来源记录
--
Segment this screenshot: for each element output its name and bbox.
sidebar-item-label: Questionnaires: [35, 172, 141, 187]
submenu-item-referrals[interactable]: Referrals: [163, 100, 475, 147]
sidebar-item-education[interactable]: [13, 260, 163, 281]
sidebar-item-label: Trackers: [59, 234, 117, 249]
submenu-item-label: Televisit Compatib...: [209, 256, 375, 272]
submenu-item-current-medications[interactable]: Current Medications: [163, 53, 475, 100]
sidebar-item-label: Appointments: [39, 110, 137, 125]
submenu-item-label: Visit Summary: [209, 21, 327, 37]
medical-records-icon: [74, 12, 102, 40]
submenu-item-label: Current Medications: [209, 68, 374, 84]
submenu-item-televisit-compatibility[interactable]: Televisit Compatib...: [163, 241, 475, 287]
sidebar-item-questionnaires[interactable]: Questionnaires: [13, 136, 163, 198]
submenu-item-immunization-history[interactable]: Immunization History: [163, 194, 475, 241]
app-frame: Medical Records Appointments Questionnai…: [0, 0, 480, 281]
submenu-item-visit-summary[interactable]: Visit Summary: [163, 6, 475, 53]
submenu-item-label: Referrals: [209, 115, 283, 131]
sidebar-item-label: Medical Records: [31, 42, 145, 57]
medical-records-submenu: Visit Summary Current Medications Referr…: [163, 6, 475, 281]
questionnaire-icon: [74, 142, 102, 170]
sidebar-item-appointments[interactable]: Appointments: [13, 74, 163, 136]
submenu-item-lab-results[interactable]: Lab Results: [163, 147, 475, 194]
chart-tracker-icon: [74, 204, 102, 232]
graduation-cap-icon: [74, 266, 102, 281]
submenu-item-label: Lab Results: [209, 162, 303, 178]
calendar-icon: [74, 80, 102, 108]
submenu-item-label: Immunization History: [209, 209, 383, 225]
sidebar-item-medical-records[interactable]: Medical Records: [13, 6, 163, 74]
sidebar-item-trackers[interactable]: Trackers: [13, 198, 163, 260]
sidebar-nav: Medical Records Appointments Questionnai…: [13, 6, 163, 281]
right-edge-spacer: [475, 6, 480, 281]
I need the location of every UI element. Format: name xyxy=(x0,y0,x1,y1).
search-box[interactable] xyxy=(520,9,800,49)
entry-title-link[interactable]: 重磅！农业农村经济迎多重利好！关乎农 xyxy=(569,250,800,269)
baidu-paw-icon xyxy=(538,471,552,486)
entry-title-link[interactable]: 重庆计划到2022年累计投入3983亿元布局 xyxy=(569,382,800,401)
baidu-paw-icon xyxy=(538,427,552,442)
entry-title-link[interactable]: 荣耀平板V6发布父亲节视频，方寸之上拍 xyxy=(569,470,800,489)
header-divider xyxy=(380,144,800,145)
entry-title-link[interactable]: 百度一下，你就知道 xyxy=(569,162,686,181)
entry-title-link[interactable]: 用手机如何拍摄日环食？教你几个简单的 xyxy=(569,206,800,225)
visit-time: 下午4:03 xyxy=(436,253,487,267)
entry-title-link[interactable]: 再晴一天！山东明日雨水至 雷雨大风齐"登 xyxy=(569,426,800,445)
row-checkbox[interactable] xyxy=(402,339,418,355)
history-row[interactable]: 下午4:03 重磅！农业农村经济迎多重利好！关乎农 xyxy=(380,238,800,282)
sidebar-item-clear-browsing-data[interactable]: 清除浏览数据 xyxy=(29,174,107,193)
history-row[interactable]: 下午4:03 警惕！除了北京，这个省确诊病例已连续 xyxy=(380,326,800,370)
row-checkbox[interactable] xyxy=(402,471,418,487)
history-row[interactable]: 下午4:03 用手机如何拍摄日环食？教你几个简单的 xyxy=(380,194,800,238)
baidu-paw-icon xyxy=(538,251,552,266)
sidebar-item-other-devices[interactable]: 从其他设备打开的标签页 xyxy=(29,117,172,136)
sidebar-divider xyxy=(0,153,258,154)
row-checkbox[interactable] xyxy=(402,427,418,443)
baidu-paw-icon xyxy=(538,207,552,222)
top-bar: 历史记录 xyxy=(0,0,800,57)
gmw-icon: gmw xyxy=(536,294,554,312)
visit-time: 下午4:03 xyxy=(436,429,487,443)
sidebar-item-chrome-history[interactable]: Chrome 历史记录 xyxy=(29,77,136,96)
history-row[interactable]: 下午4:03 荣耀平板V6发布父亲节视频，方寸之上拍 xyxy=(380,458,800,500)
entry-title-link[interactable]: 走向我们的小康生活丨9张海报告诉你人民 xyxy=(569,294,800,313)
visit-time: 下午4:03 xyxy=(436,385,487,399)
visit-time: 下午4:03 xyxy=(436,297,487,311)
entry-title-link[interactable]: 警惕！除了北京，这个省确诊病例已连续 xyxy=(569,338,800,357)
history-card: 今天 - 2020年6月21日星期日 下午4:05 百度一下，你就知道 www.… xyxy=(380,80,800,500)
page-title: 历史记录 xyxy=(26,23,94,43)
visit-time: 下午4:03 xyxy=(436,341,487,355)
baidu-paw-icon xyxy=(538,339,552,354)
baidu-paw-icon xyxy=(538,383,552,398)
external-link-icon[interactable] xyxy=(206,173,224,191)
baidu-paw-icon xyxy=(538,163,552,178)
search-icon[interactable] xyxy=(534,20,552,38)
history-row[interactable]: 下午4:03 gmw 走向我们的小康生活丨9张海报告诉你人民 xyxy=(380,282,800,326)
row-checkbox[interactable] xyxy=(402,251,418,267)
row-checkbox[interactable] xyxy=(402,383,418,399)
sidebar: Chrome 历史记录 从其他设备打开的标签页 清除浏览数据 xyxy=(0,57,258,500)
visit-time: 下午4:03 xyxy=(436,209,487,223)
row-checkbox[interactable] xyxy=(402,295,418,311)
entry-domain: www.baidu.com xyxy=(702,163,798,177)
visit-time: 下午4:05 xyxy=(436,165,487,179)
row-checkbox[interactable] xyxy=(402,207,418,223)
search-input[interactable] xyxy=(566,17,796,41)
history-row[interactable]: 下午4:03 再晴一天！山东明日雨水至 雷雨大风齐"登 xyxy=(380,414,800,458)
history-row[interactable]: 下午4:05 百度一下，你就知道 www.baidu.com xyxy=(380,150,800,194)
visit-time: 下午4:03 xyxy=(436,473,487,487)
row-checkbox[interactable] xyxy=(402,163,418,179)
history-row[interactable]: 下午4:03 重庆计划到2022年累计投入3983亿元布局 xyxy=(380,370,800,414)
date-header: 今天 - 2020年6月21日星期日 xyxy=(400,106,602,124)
--
* _书面练习_: 把上面的全部清单逐行照抄一遍，一字不改。

* _书面答案_:
Segment this screenshot: for each element output its name and bbox.
sidebar-item-label: Questionnaires: [35, 172, 141, 187]
submenu-item-referrals[interactable]: Referrals: [163, 100, 475, 147]
sidebar-item-education[interactable]: [13, 260, 163, 281]
sidebar-item-label: Trackers: [59, 234, 117, 249]
submenu-item-label: Televisit Compatib...: [209, 256, 375, 272]
submenu-item-current-medications[interactable]: Current Medications: [163, 53, 475, 100]
sidebar-item-label: Appointments: [39, 110, 137, 125]
submenu-item-label: Visit Summary: [209, 21, 327, 37]
medical-records-icon: [74, 12, 102, 40]
submenu-item-label: Current Medications: [209, 68, 374, 84]
submenu-item-televisit-compatibility[interactable]: Televisit Compatib...: [163, 241, 475, 287]
sidebar-item-questionnaires[interactable]: Questionnaires: [13, 136, 163, 198]
submenu-item-immunization-history[interactable]: Immunization History: [163, 194, 475, 241]
app-frame: Medical Records Appointments Questionnai…: [0, 0, 480, 281]
submenu-item-visit-summary[interactable]: Visit Summary: [163, 6, 475, 53]
submenu-item-label: Referrals: [209, 115, 283, 131]
sidebar-item-label: Medical Records: [31, 42, 145, 57]
medical-records-submenu: Visit Summary Current Medications Referr…: [163, 6, 475, 281]
questionnaire-icon: [74, 142, 102, 170]
sidebar-item-appointments[interactable]: Appointments: [13, 74, 163, 136]
submenu-item-lab-results[interactable]: Lab Results: [163, 147, 475, 194]
chart-tracker-icon: [74, 204, 102, 232]
graduation-cap-icon: [74, 266, 102, 281]
submenu-item-label: Lab Results: [209, 162, 303, 178]
calendar-icon: [74, 80, 102, 108]
submenu-item-label: Immunization History: [209, 209, 383, 225]
sidebar-item-medical-records[interactable]: Medical Records: [13, 6, 163, 74]
sidebar-item-trackers[interactable]: Trackers: [13, 198, 163, 260]
sidebar-nav: Medical Records Appointments Questionnai…: [13, 6, 163, 281]
right-edge-spacer: [475, 6, 480, 281]
I need the location of every UI element. Format: name xyxy=(x0,y0,x1,y1).
search-box[interactable] xyxy=(520,9,800,49)
entry-title-link[interactable]: 重磅！农业农村经济迎多重利好！关乎农 xyxy=(569,250,800,269)
baidu-paw-icon xyxy=(538,471,552,486)
entry-title-link[interactable]: 重庆计划到2022年累计投入3983亿元布局 xyxy=(569,382,800,401)
baidu-paw-icon xyxy=(538,427,552,442)
entry-title-link[interactable]: 荣耀平板V6发布父亲节视频，方寸之上拍 xyxy=(569,470,800,489)
header-divider xyxy=(380,144,800,145)
entry-title-link[interactable]: 百度一下，你就知道 xyxy=(569,162,686,181)
entry-title-link[interactable]: 用手机如何拍摄日环食？教你几个简单的 xyxy=(569,206,800,225)
visit-time: 下午4:03 xyxy=(436,253,487,267)
entry-title-link[interactable]: 再晴一天！山东明日雨水至 雷雨大风齐"登 xyxy=(569,426,800,445)
row-checkbox[interactable] xyxy=(402,339,418,355)
history-row[interactable]: 下午4:03 重磅！农业农村经济迎多重利好！关乎农 xyxy=(380,238,800,282)
sidebar-item-clear-browsing-data[interactable]: 清除浏览数据 xyxy=(29,174,107,193)
history-row[interactable]: 下午4:03 警惕！除了北京，这个省确诊病例已连续 xyxy=(380,326,800,370)
row-checkbox[interactable] xyxy=(402,471,418,487)
history-row[interactable]: 下午4:03 用手机如何拍摄日环食？教你几个简单的 xyxy=(380,194,800,238)
baidu-paw-icon xyxy=(538,251,552,266)
sidebar-item-other-devices[interactable]: 从其他设备打开的标签页 xyxy=(29,117,172,136)
sidebar-divider xyxy=(0,153,258,154)
row-checkbox[interactable] xyxy=(402,427,418,443)
baidu-paw-icon xyxy=(538,207,552,222)
top-bar: 历史记录 xyxy=(0,0,800,57)
gmw-icon: gmw xyxy=(536,294,554,312)
visit-time: 下午4:03 xyxy=(436,429,487,443)
sidebar-item-chrome-history[interactable]: Chrome 历史记录 xyxy=(29,77,136,96)
history-row[interactable]: 下午4:03 荣耀平板V6发布父亲节视频，方寸之上拍 xyxy=(380,458,800,500)
entry-title-link[interactable]: 走向我们的小康生活丨9张海报告诉你人民 xyxy=(569,294,800,313)
visit-time: 下午4:03 xyxy=(436,385,487,399)
visit-time: 下午4:03 xyxy=(436,297,487,311)
entry-title-link[interactable]: 警惕！除了北京，这个省确诊病例已连续 xyxy=(569,338,800,357)
history-card: 今天 - 2020年6月21日星期日 下午4:05 百度一下，你就知道 www.… xyxy=(380,80,800,500)
page-title: 历史记录 xyxy=(26,23,94,43)
visit-time: 下午4:03 xyxy=(436,341,487,355)
baidu-paw-icon xyxy=(538,339,552,354)
baidu-paw-icon xyxy=(538,383,552,398)
external-link-icon[interactable] xyxy=(206,173,224,191)
baidu-paw-icon xyxy=(538,163,552,178)
search-icon[interactable] xyxy=(534,20,552,38)
history-row[interactable]: 下午4:03 gmw 走向我们的小康生活丨9张海报告诉你人民 xyxy=(380,282,800,326)
row-checkbox[interactable] xyxy=(402,251,418,267)
row-checkbox[interactable] xyxy=(402,383,418,399)
sidebar: Chrome 历史记录 从其他设备打开的标签页 清除浏览数据 xyxy=(0,57,258,500)
visit-time: 下午4:03 xyxy=(436,209,487,223)
row-checkbox[interactable] xyxy=(402,295,418,311)
entry-domain: www.baidu.com xyxy=(702,163,798,177)
visit-time: 下午4:05 xyxy=(436,165,487,179)
row-checkbox[interactable] xyxy=(402,207,418,223)
search-input[interactable] xyxy=(566,17,796,41)
history-row[interactable]: 下午4:03 再晴一天！山东明日雨水至 雷雨大风齐"登 xyxy=(380,414,800,458)
history-row[interactable]: 下午4:05 百度一下，你就知道 www.baidu.com xyxy=(380,150,800,194)
visit-time: 下午4:03 xyxy=(436,473,487,487)
row-checkbox[interactable] xyxy=(402,163,418,179)
history-row[interactable]: 下午4:03 重庆计划到2022年累计投入3983亿元布局 xyxy=(380,370,800,414)
date-header: 今天 - 2020年6月21日星期日 xyxy=(400,106,602,124)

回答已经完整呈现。